● **What is expected**: Reproduce each record exactly.

● **Data shown**:

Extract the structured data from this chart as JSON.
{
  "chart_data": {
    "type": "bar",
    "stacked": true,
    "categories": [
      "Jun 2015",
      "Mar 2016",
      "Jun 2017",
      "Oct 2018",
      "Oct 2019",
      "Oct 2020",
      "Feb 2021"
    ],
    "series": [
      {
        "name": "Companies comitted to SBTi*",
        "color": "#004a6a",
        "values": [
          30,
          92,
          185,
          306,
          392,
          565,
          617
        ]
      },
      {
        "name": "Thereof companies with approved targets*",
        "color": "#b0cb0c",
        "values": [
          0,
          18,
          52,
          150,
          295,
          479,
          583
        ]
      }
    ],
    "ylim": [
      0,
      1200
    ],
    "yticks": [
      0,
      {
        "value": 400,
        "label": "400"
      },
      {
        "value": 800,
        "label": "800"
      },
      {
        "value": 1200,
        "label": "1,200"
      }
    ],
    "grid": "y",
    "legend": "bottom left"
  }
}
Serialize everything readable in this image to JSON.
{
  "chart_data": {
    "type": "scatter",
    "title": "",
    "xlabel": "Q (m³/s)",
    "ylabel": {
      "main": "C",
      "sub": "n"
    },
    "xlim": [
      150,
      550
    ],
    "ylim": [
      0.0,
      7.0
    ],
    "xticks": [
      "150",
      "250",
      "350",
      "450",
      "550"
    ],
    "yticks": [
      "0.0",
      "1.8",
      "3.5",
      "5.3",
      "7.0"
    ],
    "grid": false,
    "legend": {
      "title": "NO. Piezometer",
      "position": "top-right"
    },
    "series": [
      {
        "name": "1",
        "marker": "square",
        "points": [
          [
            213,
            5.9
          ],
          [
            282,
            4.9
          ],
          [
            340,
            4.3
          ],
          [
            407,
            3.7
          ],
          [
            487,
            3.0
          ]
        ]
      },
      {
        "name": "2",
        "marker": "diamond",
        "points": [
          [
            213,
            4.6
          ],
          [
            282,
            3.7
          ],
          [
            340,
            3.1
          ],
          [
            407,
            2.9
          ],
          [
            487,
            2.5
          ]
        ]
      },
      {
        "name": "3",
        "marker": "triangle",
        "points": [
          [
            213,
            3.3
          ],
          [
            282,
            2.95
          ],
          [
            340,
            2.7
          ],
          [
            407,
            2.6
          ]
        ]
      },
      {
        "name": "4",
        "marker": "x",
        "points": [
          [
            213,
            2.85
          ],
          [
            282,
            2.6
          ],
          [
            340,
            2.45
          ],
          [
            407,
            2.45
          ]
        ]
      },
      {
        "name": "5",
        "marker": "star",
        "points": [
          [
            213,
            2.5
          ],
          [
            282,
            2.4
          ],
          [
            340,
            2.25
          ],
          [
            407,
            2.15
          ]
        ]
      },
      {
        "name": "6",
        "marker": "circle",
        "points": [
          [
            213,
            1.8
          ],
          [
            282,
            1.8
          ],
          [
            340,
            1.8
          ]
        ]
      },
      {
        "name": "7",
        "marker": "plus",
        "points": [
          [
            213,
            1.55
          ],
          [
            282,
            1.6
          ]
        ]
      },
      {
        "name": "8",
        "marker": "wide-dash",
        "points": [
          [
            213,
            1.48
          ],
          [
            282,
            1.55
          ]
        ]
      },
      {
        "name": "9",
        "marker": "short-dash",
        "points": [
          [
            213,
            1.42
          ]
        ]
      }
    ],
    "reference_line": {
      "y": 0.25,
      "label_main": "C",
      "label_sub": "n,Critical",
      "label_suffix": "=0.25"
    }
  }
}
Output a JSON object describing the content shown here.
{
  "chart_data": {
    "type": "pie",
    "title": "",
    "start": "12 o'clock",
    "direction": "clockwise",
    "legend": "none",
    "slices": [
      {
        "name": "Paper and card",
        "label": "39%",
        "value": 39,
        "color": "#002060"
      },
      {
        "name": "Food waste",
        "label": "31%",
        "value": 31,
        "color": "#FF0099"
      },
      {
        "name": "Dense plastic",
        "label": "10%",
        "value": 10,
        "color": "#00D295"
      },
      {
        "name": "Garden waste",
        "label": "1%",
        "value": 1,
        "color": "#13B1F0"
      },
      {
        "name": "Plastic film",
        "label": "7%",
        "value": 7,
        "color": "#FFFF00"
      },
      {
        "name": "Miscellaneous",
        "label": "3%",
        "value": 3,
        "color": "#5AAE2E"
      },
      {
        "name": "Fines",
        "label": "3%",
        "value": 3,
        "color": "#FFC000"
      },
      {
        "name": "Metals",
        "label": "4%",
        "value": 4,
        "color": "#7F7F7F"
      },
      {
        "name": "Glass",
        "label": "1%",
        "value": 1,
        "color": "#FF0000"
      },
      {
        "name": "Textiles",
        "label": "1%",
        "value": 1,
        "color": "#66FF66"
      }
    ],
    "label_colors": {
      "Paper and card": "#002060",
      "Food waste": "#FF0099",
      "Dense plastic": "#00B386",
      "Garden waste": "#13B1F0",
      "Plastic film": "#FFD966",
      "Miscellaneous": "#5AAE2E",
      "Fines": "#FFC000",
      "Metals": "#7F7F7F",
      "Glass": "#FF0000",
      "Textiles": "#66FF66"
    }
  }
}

● **Exercise response**:
Extract the structured data from this chart as JSON.
{
  "chart_data": {
    "type": "bar",
    "stacked": true,
    "categories": [
      "Jun 2015",
      "Mar 2016",
      "Jun 2017",
      "Oct 2018",
      "Oct 2019",
      "Oct 2020",
      "Feb 2021"
    ],
    "series": [
      {
        "name": "Companies comitted to SBTi*",
        "color": "#004a6a",
        "values": [
          30,
          92,
          185,
          306,
          392,
          565,
          617
        ]
      },
      {
        "name": "Thereof companies with approved targets*",
        "color": "#b0cb0c",
        "values": [
          0,
          18,
          52,
          150,
          295,
          479,
          583
        ]
      }
    ],
    "ylim": [
      0,
      1200
    ],
    "yticks": [
      0,
      {
        "value": 400,
        "label": "400"
      },
      {
        "value": 800,
        "label": "800"
      },
      {
        "value": 1200,
        "label": "1,200"
      }
    ],
    "grid": "y",
    "legend": "bottom left"
  }
}
Serialize everything readable in this image to JSON.
{
  "chart_data": {
    "type": "scatter",
    "title": "",
    "xlabel": "Q (m³/s)",
    "ylabel": {
      "main": "C",
      "sub": "n"
    },
    "xlim": [
      150,
      550
    ],
    "ylim": [
      0.0,
      7.0
    ],
    "xticks": [
      "150",
      "250",
      "350",
      "450",
      "550"
    ],
    "yticks": [
      "0.0",
      "1.8",
      "3.5",
      "5.3",
      "7.0"
    ],
    "grid": false,
    "legend": {
      "title": "NO. Piezometer",
      "position": "top-right"
    },
    "series": [
      {
        "name": "1",
        "marker": "square",
        "points": [
          [
            213,
            5.9
          ],
          [
            282,
            4.9
          ],
          [
            340,
            4.3
          ],
          [
            407,
            3.7
          ],
          [
            487,
            3.0
          ]
        ]
      },
      {
        "name": "2",
        "marker": "diamond",
        "points": [
          [
            213,
            4.6
          ],
          [
            282,
            3.7
          ],
          [
            340,
            3.1
          ],
          [
            407,
            2.9
          ],
          [
            487,
            2.5
          ]
        ]
      },
      {
        "name": "3",
        "marker": "triangle",
        "points": [
          [
            213,
            3.3
          ],
          [
            282,
            2.95
          ],
          [
            340,
            2.7
          ],
          [
            407,
            2.6
          ]
        ]
      },
      {
        "name": "4",
        "marker": "x",
        "points": [
          [
            213,
            2.85
          ],
          [
            282,
            2.6
          ],
          [
            340,
            2.45
          ],
          [
            407,
            2.45
          ]
        ]
      },
      {
        "name": "5",
        "marker": "star",
        "points": [
          [
            213,
            2.5
          ],
          [
            282,
            2.4
          ],
          [
            340,
            2.25
          ],
          [
            407,
            2.15
          ]
        ]
      },
      {
        "name": "6",
        "marker": "circle",
        "points": [
          [
            213,
            1.8
          ],
          [
            282,
            1.8
          ],
          [
            340,
            1.8
          ]
        ]
      },
      {
        "name": "7",
        "marker": "plus",
        "points": [
          [
            213,
            1.55
          ],
          [
            282,
            1.6
          ]
        ]
      },
      {
        "name": "8",
        "marker": "wide-dash",
        "points": [
          [
            213,
            1.48
          ],
          [
            282,
            1.55
          ]
        ]
      },
      {
        "name": "9",
        "marker": "short-dash",
        "points": [
          [
            213,
            1.42
          ]
        ]
      }
    ],
    "reference_line": {
      "y": 0.25,
      "label_main": "C",
      "label_sub": "n,Critical",
      "label_suffix": "=0.25"
    }
  }
}
Output a JSON object describing the content shown here.
{
  "chart_data": {
    "type": "pie",
    "title": "",
    "start": "12 o'clock",
    "direction": "clockwise",
    "legend": "none",
    "slices": [
      {
        "name": "Paper and card",
        "label": "39%",
        "value": 39,
        "color": "#002060"
      },
      {
        "name": "Food waste",
        "label": "31%",
        "value": 31,
        "color": "#FF0099"
      },
      {
        "name": "Dense plastic",
        "label": "10%",
        "value": 10,
        "color": "#00D295"
      },
      {
        "name": "Garden waste",
        "label": "1%",
        "value": 1,
        "color": "#13B1F0"
      },
      {
        "name": "Plastic film",
        "label": "7%",
        "value": 7,
        "color": "#FFFF00"
      },
      {
        "name": "Miscellaneous",
        "label": "3%",
        "value": 3,
        "color": "#5AAE2E"
      },
      {
        "name": "Fines",
        "label": "3%",
        "value": 3,
        "color": "#FFC000"
      },
      {
        "name": "Metals",
        "label": "4%",
        "value": 4,
        "color": "#7F7F7F"
      },
      {
        "name": "Glass",
        "label": "1%",
        "value": 1,
        "color": "#FF0000"
      },
      {
        "name": "Textiles",
        "label": "1%",
        "value": 1,
        "color": "#66FF66"
      }
    ],
    "label_colors": {
      "Paper and card": "#002060",
      "Food waste": "#FF0099",
      "Dense plastic": "#00B386",
      "Garden waste": "#13B1F0",
      "Plastic film": "#FFD966",
      "Miscellaneous": "#5AAE2E",
      "Fines": "#FFC000",
      "Metals": "#7F7F7F",
      "Glass": "#FF0000",
      "Textiles": "#66FF66"
    }
  }
}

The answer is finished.